> [THE REQUEST]:
Skip every picture and copy only the lines from the one containing "Parse this screenshot: output" to the final line of the records below.

(Part of a data file)
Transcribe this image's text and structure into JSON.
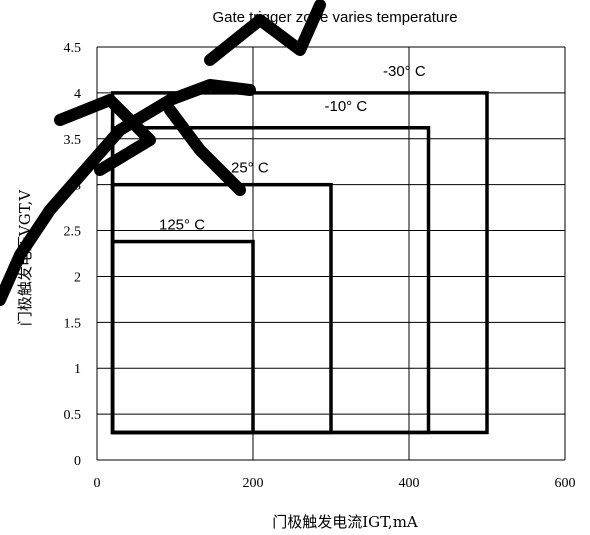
{
  "chart_data": {
    "type": "line",
    "title": "Gate trigger zone varies temperature",
    "xlabel": "门极触发电流IGT,mA",
    "ylabel": "门极触发电压VGT,V",
    "xlim": [
      0,
      600
    ],
    "ylim": [
      0,
      4.5
    ],
    "x_ticks": [
      "0",
      "200",
      "400",
      "600"
    ],
    "y_ticks": [
      "0",
      "0.5",
      "1",
      "1.5",
      "2",
      "2.5",
      "3",
      "3.5",
      "4",
      "4.5"
    ],
    "grid": true,
    "series": [
      {
        "name": "-30° C",
        "x_min": 20,
        "x_max": 500,
        "y_min": 0.3,
        "y_max": 4.0
      },
      {
        "name": "-10° C",
        "x_min": 20,
        "x_max": 425,
        "y_min": 0.3,
        "y_max": 3.62
      },
      {
        "name": "25° C",
        "x_min": 20,
        "x_max": 300,
        "y_min": 0.3,
        "y_max": 3.0
      },
      {
        "name": "125° C",
        "x_min": 20,
        "x_max": 200,
        "y_min": 0.3,
        "y_max": 2.38
      }
    ]
  }
}
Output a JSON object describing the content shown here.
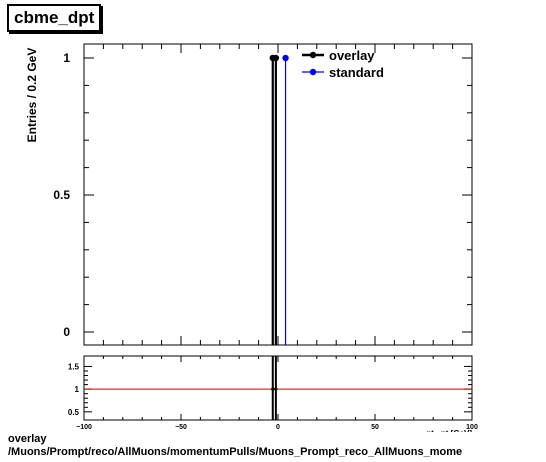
{
  "title": "cbme_dpt",
  "footer": {
    "line1": "overlay",
    "line2": "/Muons/Prompt/reco/AllMuons/momentumPulls/Muons_Prompt_reco_AllMuons_mome"
  },
  "chart_data": [
    {
      "type": "line",
      "name": "main",
      "ylabel": "Entries / 0.2 GeV",
      "xlim": [
        -100,
        100
      ],
      "ylim": [
        0,
        1
      ],
      "yticks": [
        {
          "v": 0,
          "label": "0"
        },
        {
          "v": 0.5,
          "label": "0.5"
        },
        {
          "v": 1,
          "label": "1"
        }
      ],
      "legend": {
        "placement": "top-right",
        "entries": [
          {
            "label": "overlay",
            "color": "#000000"
          },
          {
            "label": "standard",
            "color": "#0000ff"
          }
        ]
      },
      "series": [
        {
          "name": "overlay",
          "color": "#000000",
          "points": [
            {
              "x": -2.7,
              "y": 1
            },
            {
              "x": -1.1,
              "y": 1
            }
          ]
        },
        {
          "name": "standard",
          "color": "#0000ff",
          "points": [
            {
              "x": 3.9,
              "y": 1
            }
          ]
        }
      ]
    },
    {
      "type": "line",
      "name": "ratio",
      "xlabel": "pt - pt     [GeV]",
      "xlim": [
        -100,
        100
      ],
      "ylim": [
        0.32,
        1.73
      ],
      "xticks": [
        {
          "v": -100,
          "label": "−100"
        },
        {
          "v": -50,
          "label": "−50"
        },
        {
          "v": 0,
          "label": "0"
        },
        {
          "v": 50,
          "label": "50"
        },
        {
          "v": 100,
          "label": "100"
        }
      ],
      "yticks": [
        {
          "v": 0.5,
          "label": "0.5"
        },
        {
          "v": 1,
          "label": "1"
        },
        {
          "v": 1.5,
          "label": "1.5"
        }
      ],
      "reference_line": {
        "y": 1,
        "color": "#cc0000"
      },
      "series": [
        {
          "name": "overlay/standard",
          "color": "#000000",
          "points": [
            {
              "x": -2.7,
              "y": 1
            },
            {
              "x": -1.1,
              "y": 1
            }
          ]
        }
      ]
    }
  ]
}
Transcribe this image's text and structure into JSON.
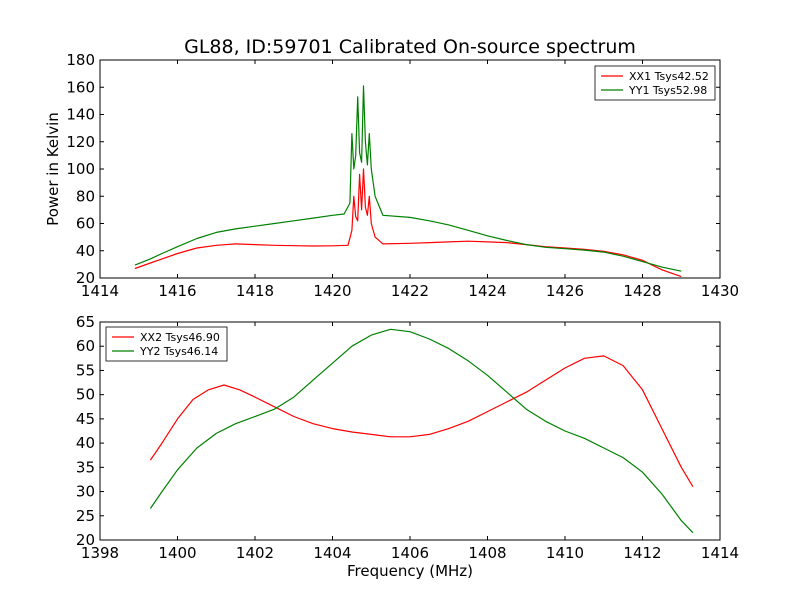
{
  "chart_data": [
    {
      "type": "line",
      "title": "GL88, ID:59701 Calibrated On-source spectrum",
      "xlabel": "",
      "ylabel": "Power in Kelvin",
      "xlim": [
        1414,
        1430
      ],
      "ylim": [
        20,
        180
      ],
      "xticks": [
        1414,
        1416,
        1418,
        1420,
        1422,
        1424,
        1426,
        1428,
        1430
      ],
      "yticks": [
        20,
        40,
        60,
        80,
        100,
        120,
        140,
        160,
        180
      ],
      "grid": false,
      "legend_position": "top-right",
      "series": [
        {
          "name": "XX1 Tsys42.52",
          "color": "#ff0000",
          "points": [
            [
              1414.9,
              27
            ],
            [
              1415.3,
              31
            ],
            [
              1415.6,
              34
            ],
            [
              1416.0,
              38
            ],
            [
              1416.5,
              42
            ],
            [
              1417.0,
              44
            ],
            [
              1417.5,
              45
            ],
            [
              1418.0,
              44.5
            ],
            [
              1418.5,
              44
            ],
            [
              1419.0,
              43.7
            ],
            [
              1419.5,
              43.5
            ],
            [
              1420.0,
              43.6
            ],
            [
              1420.4,
              44
            ],
            [
              1420.5,
              55
            ],
            [
              1420.55,
              80
            ],
            [
              1420.6,
              65
            ],
            [
              1420.65,
              62
            ],
            [
              1420.7,
              96
            ],
            [
              1420.75,
              70
            ],
            [
              1420.8,
              100
            ],
            [
              1420.85,
              72
            ],
            [
              1420.9,
              66
            ],
            [
              1420.95,
              80
            ],
            [
              1421.0,
              60
            ],
            [
              1421.1,
              50
            ],
            [
              1421.3,
              45
            ],
            [
              1422.0,
              45.5
            ],
            [
              1422.5,
              46
            ],
            [
              1423.0,
              46.5
            ],
            [
              1423.5,
              47
            ],
            [
              1424.0,
              46.5
            ],
            [
              1424.5,
              46
            ],
            [
              1425.0,
              44.5
            ],
            [
              1425.5,
              43
            ],
            [
              1426.0,
              42
            ],
            [
              1426.5,
              41
            ],
            [
              1427.0,
              39.5
            ],
            [
              1427.5,
              37
            ],
            [
              1428.0,
              33
            ],
            [
              1428.5,
              26
            ],
            [
              1429.0,
              21
            ]
          ]
        },
        {
          "name": "YY1 Tsys52.98",
          "color": "#008000",
          "points": [
            [
              1414.9,
              29.5
            ],
            [
              1415.3,
              34
            ],
            [
              1415.6,
              38
            ],
            [
              1416.0,
              43
            ],
            [
              1416.5,
              49
            ],
            [
              1417.0,
              53.5
            ],
            [
              1417.5,
              56
            ],
            [
              1418.0,
              58
            ],
            [
              1418.5,
              60
            ],
            [
              1419.0,
              62
            ],
            [
              1419.5,
              64
            ],
            [
              1420.0,
              66
            ],
            [
              1420.3,
              67
            ],
            [
              1420.45,
              75
            ],
            [
              1420.5,
              126
            ],
            [
              1420.55,
              100
            ],
            [
              1420.6,
              110
            ],
            [
              1420.65,
              153
            ],
            [
              1420.7,
              112
            ],
            [
              1420.75,
              105
            ],
            [
              1420.8,
              161
            ],
            [
              1420.85,
              120
            ],
            [
              1420.9,
              103
            ],
            [
              1420.95,
              126
            ],
            [
              1421.0,
              100
            ],
            [
              1421.1,
              80
            ],
            [
              1421.3,
              66
            ],
            [
              1422.0,
              64.5
            ],
            [
              1422.5,
              62
            ],
            [
              1423.0,
              59
            ],
            [
              1423.5,
              55
            ],
            [
              1424.0,
              51
            ],
            [
              1424.5,
              47.5
            ],
            [
              1425.0,
              44.5
            ],
            [
              1425.5,
              42.5
            ],
            [
              1426.0,
              41.5
            ],
            [
              1426.5,
              40.5
            ],
            [
              1427.0,
              39
            ],
            [
              1427.5,
              36
            ],
            [
              1428.0,
              32
            ],
            [
              1428.5,
              28
            ],
            [
              1429.0,
              25
            ]
          ]
        }
      ]
    },
    {
      "type": "line",
      "title": "",
      "xlabel": "Frequency (MHz)",
      "ylabel": "",
      "xlim": [
        1398,
        1414
      ],
      "ylim": [
        20,
        65
      ],
      "xticks": [
        1398,
        1400,
        1402,
        1404,
        1406,
        1408,
        1410,
        1412,
        1414
      ],
      "yticks": [
        20,
        25,
        30,
        35,
        40,
        45,
        50,
        55,
        60,
        65
      ],
      "grid": false,
      "legend_position": "top-left",
      "series": [
        {
          "name": "XX2 Tsys46.90",
          "color": "#ff0000",
          "points": [
            [
              1399.3,
              36.5
            ],
            [
              1399.6,
              40
            ],
            [
              1400.0,
              45
            ],
            [
              1400.4,
              49
            ],
            [
              1400.8,
              51
            ],
            [
              1401.2,
              52
            ],
            [
              1401.6,
              51
            ],
            [
              1402.0,
              49.5
            ],
            [
              1402.5,
              47.5
            ],
            [
              1403.0,
              45.5
            ],
            [
              1403.5,
              44
            ],
            [
              1404.0,
              43
            ],
            [
              1404.5,
              42.3
            ],
            [
              1405.0,
              41.8
            ],
            [
              1405.5,
              41.3
            ],
            [
              1406.0,
              41.3
            ],
            [
              1406.5,
              41.8
            ],
            [
              1407.0,
              43
            ],
            [
              1407.5,
              44.5
            ],
            [
              1408.0,
              46.5
            ],
            [
              1408.5,
              48.5
            ],
            [
              1409.0,
              50.5
            ],
            [
              1409.5,
              53
            ],
            [
              1410.0,
              55.5
            ],
            [
              1410.5,
              57.5
            ],
            [
              1411.0,
              58
            ],
            [
              1411.5,
              56
            ],
            [
              1412.0,
              51
            ],
            [
              1412.5,
              43
            ],
            [
              1413.0,
              35
            ],
            [
              1413.3,
              31
            ]
          ]
        },
        {
          "name": "YY2 Tsys46.14",
          "color": "#008000",
          "points": [
            [
              1399.3,
              26.5
            ],
            [
              1399.6,
              30
            ],
            [
              1400.0,
              34.5
            ],
            [
              1400.5,
              39
            ],
            [
              1401.0,
              42
            ],
            [
              1401.5,
              44
            ],
            [
              1402.0,
              45.5
            ],
            [
              1402.5,
              47
            ],
            [
              1403.0,
              49.5
            ],
            [
              1403.5,
              53
            ],
            [
              1404.0,
              56.5
            ],
            [
              1404.5,
              60
            ],
            [
              1405.0,
              62.3
            ],
            [
              1405.5,
              63.5
            ],
            [
              1406.0,
              63
            ],
            [
              1406.5,
              61.5
            ],
            [
              1407.0,
              59.5
            ],
            [
              1407.5,
              57
            ],
            [
              1408.0,
              54
            ],
            [
              1408.5,
              50.5
            ],
            [
              1409.0,
              47
            ],
            [
              1409.5,
              44.5
            ],
            [
              1410.0,
              42.5
            ],
            [
              1410.5,
              41
            ],
            [
              1411.0,
              39
            ],
            [
              1411.5,
              37
            ],
            [
              1412.0,
              34
            ],
            [
              1412.5,
              29.5
            ],
            [
              1413.0,
              24
            ],
            [
              1413.3,
              21.5
            ]
          ]
        }
      ]
    }
  ]
}
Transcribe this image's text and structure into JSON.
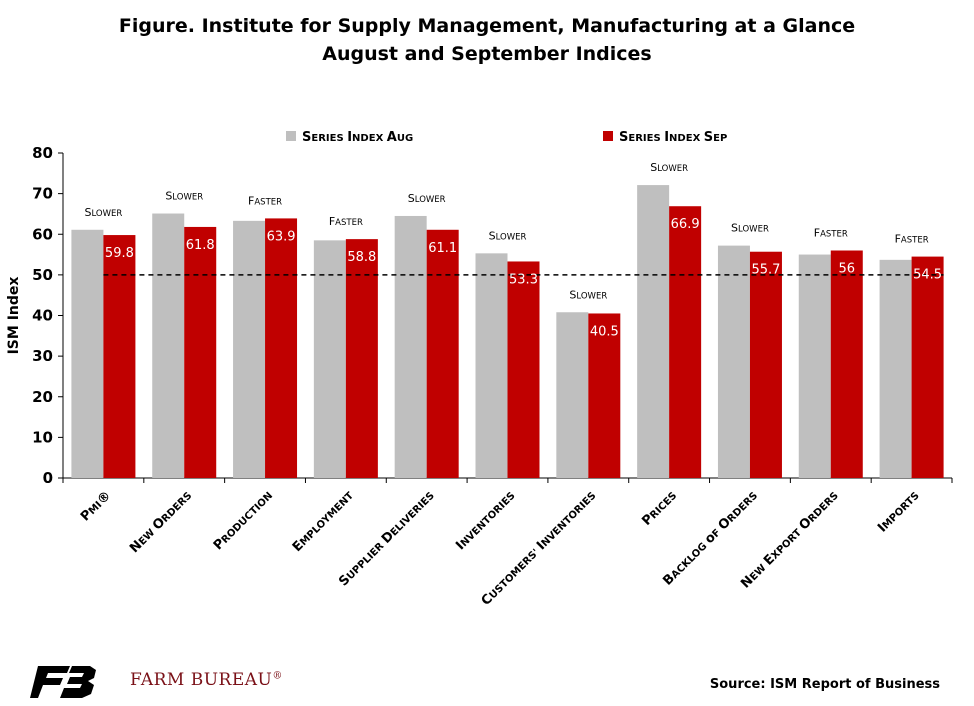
{
  "page": {
    "title_line1": "Figure. Institute for Supply Management, Manufacturing at a Glance",
    "title_line2": "August and September Indices",
    "source": "Source: ISM Report of Business",
    "logo_text": "FARM BUREAU",
    "logo_mark": "®"
  },
  "colors": {
    "aug": "#bfbfbf",
    "sep": "#c00000",
    "reference_line": "#000000"
  },
  "chart_data": {
    "type": "bar",
    "categories": [
      "PMI®",
      "New Orders",
      "Production",
      "Employment",
      "Supplier Deliveries",
      "Inventories",
      "Customers' Inventories",
      "Prices",
      "Backlog of Orders",
      "New Export Orders",
      "Imports"
    ],
    "series": [
      {
        "name": "Series Index Aug",
        "values": [
          61.1,
          65.1,
          63.3,
          58.5,
          64.5,
          55.3,
          40.8,
          72.1,
          57.2,
          55.0,
          53.7
        ]
      },
      {
        "name": "Series Index Sep",
        "values": [
          59.8,
          61.8,
          63.9,
          58.8,
          61.1,
          53.3,
          40.5,
          66.9,
          55.7,
          56,
          54.5
        ],
        "labels": [
          "59.8",
          "61.8",
          "63.9",
          "58.8",
          "61.1",
          "53.3",
          "40.5",
          "66.9",
          "55.7",
          "56",
          "54.5"
        ]
      }
    ],
    "annotations": [
      "Slower",
      "Slower",
      "Faster",
      "Faster",
      "Slower",
      "Slower",
      "Slower",
      "Slower",
      "Slower",
      "Faster",
      "Faster"
    ],
    "ylabel": "ISM Index",
    "xlabel": "",
    "ylim": [
      0,
      80
    ],
    "yticks": [
      0,
      10,
      20,
      30,
      40,
      50,
      60,
      70,
      80
    ],
    "reference_line": 50,
    "legend_placement": "top-center",
    "grid": false
  }
}
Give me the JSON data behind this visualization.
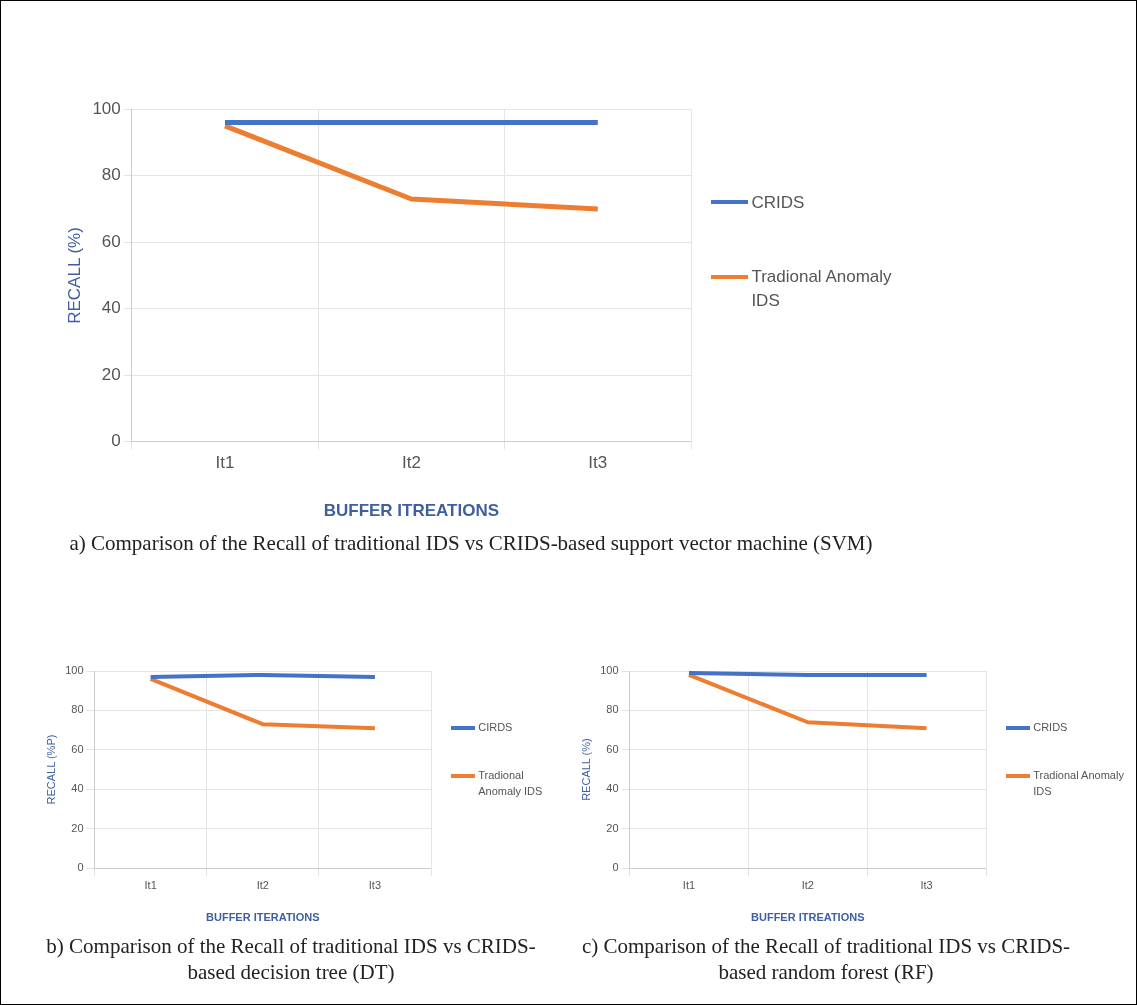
{
  "chart_data": [
    {
      "type": "line",
      "xlabel": "BUFFER ITREATIONS",
      "ylabel": "RECALL (%)",
      "categories": [
        "It1",
        "It2",
        "It3"
      ],
      "series": [
        {
          "name": "CRIDS",
          "color": "#4472c4",
          "values": [
            96,
            96,
            96
          ]
        },
        {
          "name": "Tradional Anomaly IDS",
          "color": "#ed7d31",
          "values": [
            95,
            73,
            70
          ]
        }
      ],
      "ylim": [
        0,
        100
      ],
      "yticks": [
        0,
        20,
        40,
        60,
        80,
        100
      ],
      "grid": true,
      "legend": "right",
      "marker": "none",
      "line_style": "solid",
      "annotations": [
        "a) Comparison of the Recall of traditional IDS vs CRIDS-based support vector machine (SVM)"
      ]
    },
    {
      "type": "line",
      "xlabel": "BUFFER ITERATIONS",
      "ylabel": "RECALL (%P)",
      "categories": [
        "It1",
        "It2",
        "It3"
      ],
      "series": [
        {
          "name": "CIRDS",
          "color": "#4472c4",
          "values": [
            97,
            98,
            97
          ]
        },
        {
          "name": "Tradional Anomaly IDS",
          "color": "#ed7d31",
          "values": [
            96,
            73,
            71
          ]
        }
      ],
      "ylim": [
        0,
        100
      ],
      "yticks": [
        0,
        20,
        40,
        60,
        80,
        100
      ],
      "grid": true,
      "legend": "right",
      "marker": "none",
      "line_style": "solid",
      "annotations": [
        "b) Comparison of the Recall of traditional IDS vs CRIDS-based decision tree (DT)"
      ]
    },
    {
      "type": "line",
      "xlabel": "BUFFER ITREATIONS",
      "ylabel": "RECALL (%)",
      "categories": [
        "It1",
        "It2",
        "It3"
      ],
      "series": [
        {
          "name": "CRIDS",
          "color": "#4472c4",
          "values": [
            99,
            98,
            98
          ]
        },
        {
          "name": "Tradional Anomaly IDS",
          "color": "#ed7d31",
          "values": [
            98,
            74,
            71
          ]
        }
      ],
      "ylim": [
        0,
        100
      ],
      "yticks": [
        0,
        20,
        40,
        60,
        80,
        100
      ],
      "grid": true,
      "legend": "right",
      "marker": "none",
      "line_style": "solid",
      "annotations": [
        "c) Comparison of the Recall of traditional IDS vs CRIDS-based random forest (RF)"
      ]
    }
  ]
}
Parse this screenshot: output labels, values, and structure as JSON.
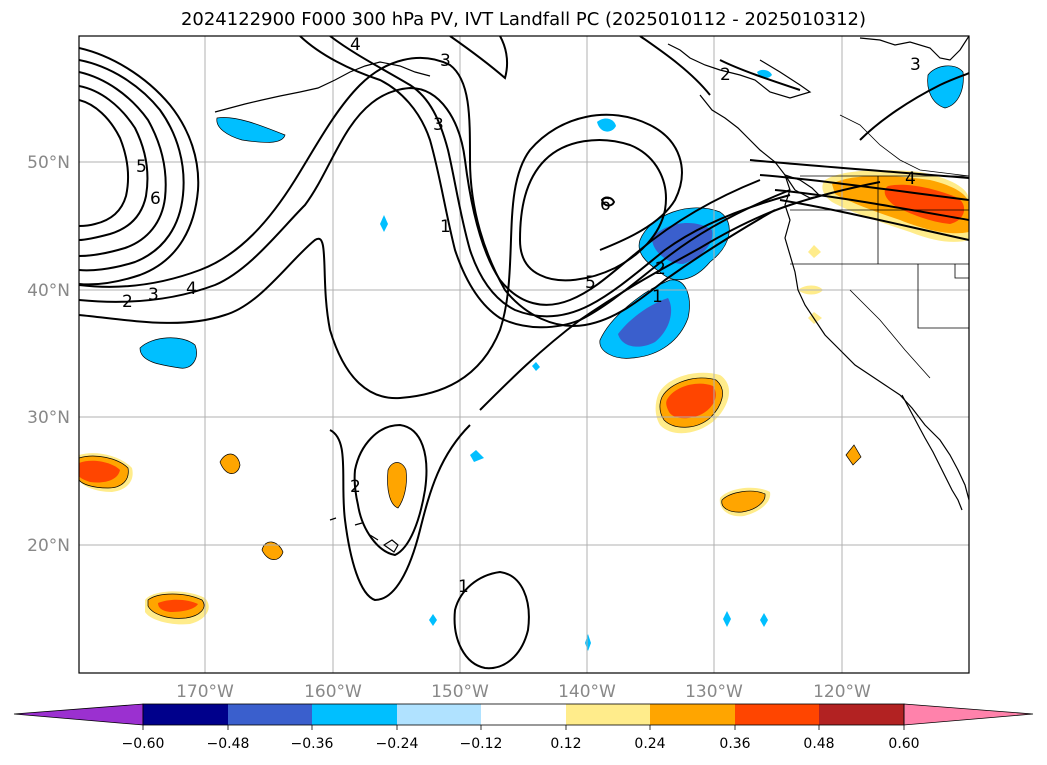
{
  "title": "2024122900 F000 300 hPa PV, IVT Landfall PC (2025010112 - 2025010312)",
  "lon_labels": [
    "170°W",
    "160°W",
    "150°W",
    "140°W",
    "130°W",
    "120°W"
  ],
  "lat_labels": [
    "50°N",
    "40°N",
    "30°N",
    "20°N"
  ],
  "contour_labels": [
    "5",
    "6",
    "2",
    "3",
    "4",
    "3",
    "4",
    "3",
    "1",
    "2",
    "5",
    "6",
    "2",
    "1",
    "4",
    "1",
    "2",
    "3"
  ],
  "colorbar": {
    "ticks": [
      "−0.60",
      "−0.48",
      "−0.36",
      "−0.24",
      "−0.12",
      "0.12",
      "0.24",
      "0.36",
      "0.48",
      "0.60"
    ],
    "colors": [
      "#9b30d0",
      "#00008b",
      "#3a5fcd",
      "#00bfff",
      "#b0e2ff",
      "#ffffff",
      "#ffec8b",
      "#ffa500",
      "#ff4500",
      "#b22222",
      "#ff82ab"
    ]
  },
  "colors": {
    "grid": "#b0b0b0",
    "contour": "#000000",
    "label_gray": "#888888"
  }
}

> [FULL ANSWER]:
Parse this screenshot: output labels, values, and structure as JSON.
{
  "title": "2024122900 F000 300 hPa PV, IVT Landfall PC (2025010112 - 2025010312)",
  "lon_labels": [
    "170°W",
    "160°W",
    "150°W",
    "140°W",
    "130°W",
    "120°W"
  ],
  "lat_labels": [
    "50°N",
    "40°N",
    "30°N",
    "20°N"
  ],
  "contour_labels": [
    "5",
    "6",
    "2",
    "3",
    "4",
    "3",
    "4",
    "3",
    "1",
    "2",
    "5",
    "6",
    "2",
    "1",
    "4",
    "1",
    "2",
    "3"
  ],
  "colorbar": {
    "ticks": [
      "−0.60",
      "−0.48",
      "−0.36",
      "−0.24",
      "−0.12",
      "0.12",
      "0.24",
      "0.36",
      "0.48",
      "0.60"
    ],
    "colors": [
      "#9b30d0",
      "#00008b",
      "#3a5fcd",
      "#00bfff",
      "#b0e2ff",
      "#ffffff",
      "#ffec8b",
      "#ffa500",
      "#ff4500",
      "#b22222",
      "#ff82ab"
    ]
  },
  "colors": {
    "grid": "#b0b0b0",
    "contour": "#000000",
    "label_gray": "#888888"
  }
}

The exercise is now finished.